- TEXT ZUR ANALYSE
--

Schlepper machen aus der Not der Flüchtlinge Milliardengeschäft

Die spanische Küstenwache an einem Flüchtlingsboot, das von Libyen nach Europa fuhr (Archiv)
Die spanische Küstenwache an einem Flüchtlingsboot, das von Libyen nach Europa fuhr (Archiv) © KEYSTONE/AP Spanish Ministry of Defence
Für Schlepper ist die Flüchtlingskrise nach Angaben der Internationalen Organisation für Migration (IOM) ein Milliardengeschäft. IOM-Chef William Lacy Swing schätzte den Gewinn der Schlepperbanden in diesem Jahr auf mindestens eine Milliarde Dollar.

Seit dem Jahr 2000 dürften sich die Schlepper mindestens zehn Milliarden Dollar in die Taschen gesteckt haben. Die gefährliche Reise könne zwischen 2000 und 6000 Dollar kosten, sagte IOM-Chef Swing am Dienstag gegenüber der Nachrichtenagentur Reuters.

Weltweit steigt die Zahl der Flüchtlinge nach Erkenntnissen der Vereinten Nationen auf den höchsten Stand aller Zeiten: Kriege und Armut dürften dazu führen, dass 2015 insgesamt mehr als 60 Millionen Menschen ihre Heimat verliessen, erklärte das Flüchtlingshilfswerk UNHCR kürzlich.

--

- DETAILS ZUR AUFGABE
Gib aus dem Text über das Milliardengeschäft der Schlepper den Abschnitt wörtlich wieder, der mit den Worten „Seit dem Jahr“ beginnt und mit „Flüchtlingshilfswerk UNHCR kürzlich.“ schließt.

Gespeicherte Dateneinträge

--

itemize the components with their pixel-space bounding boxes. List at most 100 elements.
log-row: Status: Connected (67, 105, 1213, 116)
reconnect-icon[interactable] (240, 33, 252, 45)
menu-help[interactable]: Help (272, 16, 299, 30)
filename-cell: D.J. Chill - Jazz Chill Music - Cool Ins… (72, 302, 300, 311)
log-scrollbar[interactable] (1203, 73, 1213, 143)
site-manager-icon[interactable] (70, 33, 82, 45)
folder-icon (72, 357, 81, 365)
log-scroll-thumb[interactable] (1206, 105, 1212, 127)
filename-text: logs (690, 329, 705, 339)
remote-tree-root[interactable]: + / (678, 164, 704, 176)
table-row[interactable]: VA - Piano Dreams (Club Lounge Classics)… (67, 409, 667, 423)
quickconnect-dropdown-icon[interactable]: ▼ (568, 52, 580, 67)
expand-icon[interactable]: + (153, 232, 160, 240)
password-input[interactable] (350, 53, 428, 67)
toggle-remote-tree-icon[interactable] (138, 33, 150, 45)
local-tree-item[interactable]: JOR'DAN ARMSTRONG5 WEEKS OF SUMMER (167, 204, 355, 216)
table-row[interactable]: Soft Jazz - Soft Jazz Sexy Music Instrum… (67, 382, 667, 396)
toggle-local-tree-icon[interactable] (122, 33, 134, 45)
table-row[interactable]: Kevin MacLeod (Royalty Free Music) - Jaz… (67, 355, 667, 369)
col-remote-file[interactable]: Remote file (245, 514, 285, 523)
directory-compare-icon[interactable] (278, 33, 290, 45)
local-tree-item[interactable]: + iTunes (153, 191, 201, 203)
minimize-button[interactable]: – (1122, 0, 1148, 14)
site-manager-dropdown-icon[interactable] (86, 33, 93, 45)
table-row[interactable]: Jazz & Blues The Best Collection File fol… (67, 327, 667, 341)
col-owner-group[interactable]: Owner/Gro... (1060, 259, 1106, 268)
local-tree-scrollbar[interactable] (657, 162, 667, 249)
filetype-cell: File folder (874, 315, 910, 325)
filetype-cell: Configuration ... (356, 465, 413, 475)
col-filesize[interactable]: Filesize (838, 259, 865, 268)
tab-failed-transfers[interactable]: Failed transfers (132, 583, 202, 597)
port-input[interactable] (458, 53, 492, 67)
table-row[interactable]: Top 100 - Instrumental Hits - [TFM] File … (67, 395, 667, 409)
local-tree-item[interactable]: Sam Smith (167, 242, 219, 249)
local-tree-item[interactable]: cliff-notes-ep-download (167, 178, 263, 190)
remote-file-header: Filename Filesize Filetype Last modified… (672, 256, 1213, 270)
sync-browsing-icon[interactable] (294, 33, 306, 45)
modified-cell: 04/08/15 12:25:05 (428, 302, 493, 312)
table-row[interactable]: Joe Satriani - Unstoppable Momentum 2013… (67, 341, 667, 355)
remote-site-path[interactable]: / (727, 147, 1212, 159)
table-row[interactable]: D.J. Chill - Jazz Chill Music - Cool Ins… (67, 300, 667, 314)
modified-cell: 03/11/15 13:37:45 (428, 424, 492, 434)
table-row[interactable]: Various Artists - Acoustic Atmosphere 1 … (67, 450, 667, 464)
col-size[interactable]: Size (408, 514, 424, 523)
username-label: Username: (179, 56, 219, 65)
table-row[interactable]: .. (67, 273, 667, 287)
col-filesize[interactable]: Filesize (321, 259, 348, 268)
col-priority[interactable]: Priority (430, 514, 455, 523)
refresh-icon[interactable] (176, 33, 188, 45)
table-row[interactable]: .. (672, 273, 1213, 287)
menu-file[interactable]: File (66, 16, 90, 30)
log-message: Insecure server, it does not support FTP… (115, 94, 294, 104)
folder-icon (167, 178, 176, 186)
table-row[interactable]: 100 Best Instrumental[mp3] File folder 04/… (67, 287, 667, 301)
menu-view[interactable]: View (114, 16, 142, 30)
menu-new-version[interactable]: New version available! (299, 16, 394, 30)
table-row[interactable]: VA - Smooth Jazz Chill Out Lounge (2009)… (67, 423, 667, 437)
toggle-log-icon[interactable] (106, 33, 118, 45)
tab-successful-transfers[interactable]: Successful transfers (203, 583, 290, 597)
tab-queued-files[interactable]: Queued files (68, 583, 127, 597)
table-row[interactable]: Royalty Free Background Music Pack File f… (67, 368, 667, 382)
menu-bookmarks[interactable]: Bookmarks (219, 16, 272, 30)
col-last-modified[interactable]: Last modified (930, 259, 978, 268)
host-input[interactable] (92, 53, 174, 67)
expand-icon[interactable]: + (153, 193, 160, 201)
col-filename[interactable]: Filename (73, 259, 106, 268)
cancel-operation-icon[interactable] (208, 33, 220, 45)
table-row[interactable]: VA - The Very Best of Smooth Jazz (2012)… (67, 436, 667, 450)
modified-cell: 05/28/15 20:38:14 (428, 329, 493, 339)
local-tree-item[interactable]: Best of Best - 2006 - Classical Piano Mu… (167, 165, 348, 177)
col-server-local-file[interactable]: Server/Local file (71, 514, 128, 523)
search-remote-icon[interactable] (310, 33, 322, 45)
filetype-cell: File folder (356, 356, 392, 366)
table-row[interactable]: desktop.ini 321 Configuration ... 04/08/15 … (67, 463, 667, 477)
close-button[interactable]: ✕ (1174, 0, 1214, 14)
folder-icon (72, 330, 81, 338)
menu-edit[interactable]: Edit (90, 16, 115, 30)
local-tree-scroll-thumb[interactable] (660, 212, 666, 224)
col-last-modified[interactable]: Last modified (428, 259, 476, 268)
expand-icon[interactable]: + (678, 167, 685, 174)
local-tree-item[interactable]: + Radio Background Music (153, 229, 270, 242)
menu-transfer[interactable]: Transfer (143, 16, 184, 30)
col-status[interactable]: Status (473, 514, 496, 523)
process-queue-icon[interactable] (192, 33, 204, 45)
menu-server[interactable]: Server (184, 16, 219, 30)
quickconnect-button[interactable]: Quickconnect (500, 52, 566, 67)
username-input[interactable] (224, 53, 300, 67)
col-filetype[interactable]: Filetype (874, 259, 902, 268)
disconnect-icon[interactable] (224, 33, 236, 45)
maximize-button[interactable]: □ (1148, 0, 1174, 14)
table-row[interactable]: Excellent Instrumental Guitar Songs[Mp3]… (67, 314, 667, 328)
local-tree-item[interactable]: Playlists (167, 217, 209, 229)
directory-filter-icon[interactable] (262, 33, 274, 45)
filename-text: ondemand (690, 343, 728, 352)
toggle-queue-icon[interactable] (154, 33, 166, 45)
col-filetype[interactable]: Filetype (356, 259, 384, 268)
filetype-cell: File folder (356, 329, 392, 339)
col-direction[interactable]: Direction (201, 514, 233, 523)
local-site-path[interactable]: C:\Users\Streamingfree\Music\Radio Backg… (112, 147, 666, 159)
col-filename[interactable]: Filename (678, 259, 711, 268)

--

- PLATZ FÜR ANTWORT
Seit dem Jahr 2000 dürften sich die Schlepper mindestens zehn Milliarden Dollar in die Taschen gesteckt haben. Die gefährliche Reise könne zwischen 2000 und 6000 Dollar kosten, sagte IOM-Chef Swing am Dienstag gegenüber der Nachrichtenagentur Reuters.

Weltweit steigt die Zahl der Flüchtlinge nach Erkenntnissen der Vereinten Nationen auf den höchsten Stand aller Zeiten: Kriege und Armut dürften dazu führen, dass 2015 insgesamt mehr als 60 Millionen Menschen ihre Heimat verliessen, erklärte das Flüchtlingshilfswerk UNHCR kürzlich.